"""
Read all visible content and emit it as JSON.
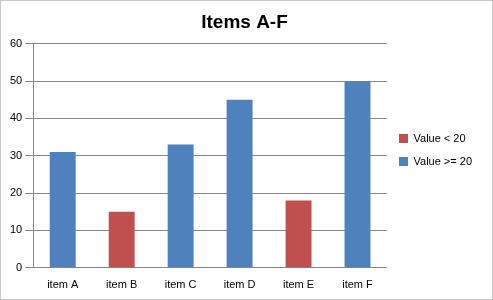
{
  "chart_data": {
    "type": "bar",
    "title": "Items A-F",
    "categories": [
      "item A",
      "item B",
      "item C",
      "item D",
      "item E",
      "item F"
    ],
    "series": [
      {
        "name": "Value < 20",
        "color": "#c0504d",
        "values": [
          null,
          15,
          null,
          null,
          18,
          null
        ]
      },
      {
        "name": "Value >= 20",
        "color": "#4f81bd",
        "values": [
          31,
          null,
          33,
          45,
          null,
          50
        ]
      }
    ],
    "ylim": [
      0,
      60
    ],
    "yticks": [
      0,
      10,
      20,
      30,
      40,
      50,
      60
    ],
    "grid": true,
    "legend": "right"
  }
}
"""
**AIM**
Would you return the data exactly as written, without the pictures?

**EXERCISE RESPONSE**
Read all visible content and emit it as JSON.
{
  "chart_data": {
    "type": "bar",
    "title": "Items A-F",
    "categories": [
      "item A",
      "item B",
      "item C",
      "item D",
      "item E",
      "item F"
    ],
    "series": [
      {
        "name": "Value < 20",
        "color": "#c0504d",
        "values": [
          null,
          15,
          null,
          null,
          18,
          null
        ]
      },
      {
        "name": "Value >= 20",
        "color": "#4f81bd",
        "values": [
          31,
          null,
          33,
          45,
          null,
          50
        ]
      }
    ],
    "ylim": [
      0,
      60
    ],
    "yticks": [
      0,
      10,
      20,
      30,
      40,
      50,
      60
    ],
    "grid": true,
    "legend": "right"
  }
}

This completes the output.